▸ **Stated goal**: Wherever a line in the data below holds "hashtag", copy that line.

▸ **Data to use**:
★ ★ ★
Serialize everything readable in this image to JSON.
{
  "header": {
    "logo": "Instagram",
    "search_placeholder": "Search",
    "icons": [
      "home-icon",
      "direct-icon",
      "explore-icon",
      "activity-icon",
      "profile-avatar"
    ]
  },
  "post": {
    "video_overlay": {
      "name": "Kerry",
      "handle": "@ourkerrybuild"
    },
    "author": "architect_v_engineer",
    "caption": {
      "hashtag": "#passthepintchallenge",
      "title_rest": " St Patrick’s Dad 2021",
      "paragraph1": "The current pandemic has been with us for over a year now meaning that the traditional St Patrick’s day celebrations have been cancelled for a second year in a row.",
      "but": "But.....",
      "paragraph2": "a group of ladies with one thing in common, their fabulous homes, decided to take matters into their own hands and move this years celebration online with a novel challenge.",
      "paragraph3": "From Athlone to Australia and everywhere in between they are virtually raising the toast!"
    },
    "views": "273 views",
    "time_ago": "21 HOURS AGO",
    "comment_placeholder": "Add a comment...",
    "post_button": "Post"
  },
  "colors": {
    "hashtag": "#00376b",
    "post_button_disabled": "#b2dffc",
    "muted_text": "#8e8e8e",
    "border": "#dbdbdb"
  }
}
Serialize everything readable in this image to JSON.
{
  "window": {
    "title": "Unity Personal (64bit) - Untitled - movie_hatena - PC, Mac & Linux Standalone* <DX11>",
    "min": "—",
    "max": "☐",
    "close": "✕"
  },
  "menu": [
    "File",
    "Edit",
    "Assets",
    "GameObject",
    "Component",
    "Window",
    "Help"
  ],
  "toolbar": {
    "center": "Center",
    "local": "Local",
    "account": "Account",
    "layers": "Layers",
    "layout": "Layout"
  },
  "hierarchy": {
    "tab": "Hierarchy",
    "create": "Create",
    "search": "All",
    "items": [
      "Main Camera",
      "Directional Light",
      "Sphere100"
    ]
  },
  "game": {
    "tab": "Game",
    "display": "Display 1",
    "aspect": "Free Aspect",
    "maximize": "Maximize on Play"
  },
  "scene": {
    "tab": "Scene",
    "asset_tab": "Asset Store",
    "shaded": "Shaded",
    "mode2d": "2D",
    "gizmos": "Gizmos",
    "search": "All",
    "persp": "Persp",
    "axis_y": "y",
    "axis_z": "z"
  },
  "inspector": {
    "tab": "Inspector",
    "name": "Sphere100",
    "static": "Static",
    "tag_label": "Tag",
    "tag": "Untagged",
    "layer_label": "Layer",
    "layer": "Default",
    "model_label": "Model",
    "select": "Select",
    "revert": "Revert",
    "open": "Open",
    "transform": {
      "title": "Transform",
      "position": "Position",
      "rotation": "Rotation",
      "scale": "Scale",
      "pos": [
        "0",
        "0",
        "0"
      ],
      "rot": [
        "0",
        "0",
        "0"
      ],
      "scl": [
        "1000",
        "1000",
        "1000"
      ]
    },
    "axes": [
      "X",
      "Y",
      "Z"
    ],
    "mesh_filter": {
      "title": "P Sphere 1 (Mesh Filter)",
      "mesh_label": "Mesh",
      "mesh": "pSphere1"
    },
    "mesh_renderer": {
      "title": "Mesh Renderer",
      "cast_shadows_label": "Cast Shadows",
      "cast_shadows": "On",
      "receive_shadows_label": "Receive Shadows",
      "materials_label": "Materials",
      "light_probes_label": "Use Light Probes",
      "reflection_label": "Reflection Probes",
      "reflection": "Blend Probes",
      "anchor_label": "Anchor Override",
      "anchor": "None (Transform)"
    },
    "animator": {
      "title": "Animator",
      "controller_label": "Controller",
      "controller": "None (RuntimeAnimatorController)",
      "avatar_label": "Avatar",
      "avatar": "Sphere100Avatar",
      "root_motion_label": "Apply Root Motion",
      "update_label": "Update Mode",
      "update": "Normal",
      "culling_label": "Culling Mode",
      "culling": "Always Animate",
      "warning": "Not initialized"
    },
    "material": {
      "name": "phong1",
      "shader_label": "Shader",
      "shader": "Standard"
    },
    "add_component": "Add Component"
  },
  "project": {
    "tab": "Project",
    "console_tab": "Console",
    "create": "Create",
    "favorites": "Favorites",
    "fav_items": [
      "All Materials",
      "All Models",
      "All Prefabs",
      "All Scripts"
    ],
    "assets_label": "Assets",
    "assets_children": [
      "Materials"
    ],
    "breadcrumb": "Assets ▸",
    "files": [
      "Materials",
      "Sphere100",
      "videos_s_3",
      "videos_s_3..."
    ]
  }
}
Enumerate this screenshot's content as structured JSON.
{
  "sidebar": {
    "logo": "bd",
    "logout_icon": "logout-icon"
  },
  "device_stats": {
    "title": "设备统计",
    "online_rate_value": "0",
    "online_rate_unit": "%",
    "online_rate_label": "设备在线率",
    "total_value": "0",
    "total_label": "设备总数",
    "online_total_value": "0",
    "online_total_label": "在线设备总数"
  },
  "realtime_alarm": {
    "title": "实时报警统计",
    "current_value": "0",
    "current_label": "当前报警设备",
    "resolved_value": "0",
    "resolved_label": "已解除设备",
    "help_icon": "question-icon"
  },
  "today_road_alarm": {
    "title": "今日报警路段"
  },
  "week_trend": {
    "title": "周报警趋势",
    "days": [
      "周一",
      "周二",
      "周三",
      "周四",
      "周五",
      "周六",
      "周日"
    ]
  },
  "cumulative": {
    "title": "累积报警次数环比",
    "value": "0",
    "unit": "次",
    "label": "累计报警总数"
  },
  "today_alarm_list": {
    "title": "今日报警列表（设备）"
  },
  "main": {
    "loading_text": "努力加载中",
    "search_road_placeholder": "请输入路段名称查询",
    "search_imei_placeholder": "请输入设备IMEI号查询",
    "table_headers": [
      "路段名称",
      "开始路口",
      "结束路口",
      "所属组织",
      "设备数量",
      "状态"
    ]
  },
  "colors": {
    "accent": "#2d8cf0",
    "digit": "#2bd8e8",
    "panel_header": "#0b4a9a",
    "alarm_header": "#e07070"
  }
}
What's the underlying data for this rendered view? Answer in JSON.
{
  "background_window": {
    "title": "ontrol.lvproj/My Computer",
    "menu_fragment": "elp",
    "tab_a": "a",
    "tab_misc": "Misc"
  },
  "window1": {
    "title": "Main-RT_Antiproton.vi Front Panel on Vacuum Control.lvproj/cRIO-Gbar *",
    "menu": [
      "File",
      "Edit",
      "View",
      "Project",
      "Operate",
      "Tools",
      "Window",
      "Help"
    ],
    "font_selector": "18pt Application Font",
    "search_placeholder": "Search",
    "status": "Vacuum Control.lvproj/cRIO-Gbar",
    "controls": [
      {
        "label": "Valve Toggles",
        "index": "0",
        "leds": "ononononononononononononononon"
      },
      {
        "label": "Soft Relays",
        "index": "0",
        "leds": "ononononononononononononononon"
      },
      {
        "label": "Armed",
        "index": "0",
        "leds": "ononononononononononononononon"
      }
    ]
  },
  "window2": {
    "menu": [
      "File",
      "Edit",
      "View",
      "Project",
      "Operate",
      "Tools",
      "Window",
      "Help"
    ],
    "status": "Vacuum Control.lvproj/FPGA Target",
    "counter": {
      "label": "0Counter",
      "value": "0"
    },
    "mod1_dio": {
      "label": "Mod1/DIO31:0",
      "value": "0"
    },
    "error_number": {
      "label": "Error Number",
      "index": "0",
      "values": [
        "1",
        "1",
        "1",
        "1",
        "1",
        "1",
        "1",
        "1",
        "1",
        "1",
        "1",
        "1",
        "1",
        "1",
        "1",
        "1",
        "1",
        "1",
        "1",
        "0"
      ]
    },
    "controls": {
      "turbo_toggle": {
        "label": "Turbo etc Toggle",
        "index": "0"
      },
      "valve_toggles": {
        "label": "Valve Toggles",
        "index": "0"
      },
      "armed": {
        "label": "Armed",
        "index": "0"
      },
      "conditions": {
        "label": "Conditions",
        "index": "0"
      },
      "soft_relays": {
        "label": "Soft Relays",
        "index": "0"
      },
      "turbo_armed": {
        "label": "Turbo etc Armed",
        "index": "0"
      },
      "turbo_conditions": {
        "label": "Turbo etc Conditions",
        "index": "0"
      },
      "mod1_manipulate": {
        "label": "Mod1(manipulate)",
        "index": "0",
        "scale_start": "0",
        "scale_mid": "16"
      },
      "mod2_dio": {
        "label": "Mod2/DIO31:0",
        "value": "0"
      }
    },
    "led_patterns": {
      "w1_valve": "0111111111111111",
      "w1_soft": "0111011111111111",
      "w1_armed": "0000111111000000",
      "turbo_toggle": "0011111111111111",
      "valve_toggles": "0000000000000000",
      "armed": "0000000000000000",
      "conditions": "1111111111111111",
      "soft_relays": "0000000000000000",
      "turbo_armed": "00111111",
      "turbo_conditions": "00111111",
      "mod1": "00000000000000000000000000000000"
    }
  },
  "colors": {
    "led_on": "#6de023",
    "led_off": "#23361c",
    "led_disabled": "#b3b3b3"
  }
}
★ ★ ★
▸ **Solution for this problem**:
      "hashtag": "#passthepintchallenge",
    "hashtag": "#00376b",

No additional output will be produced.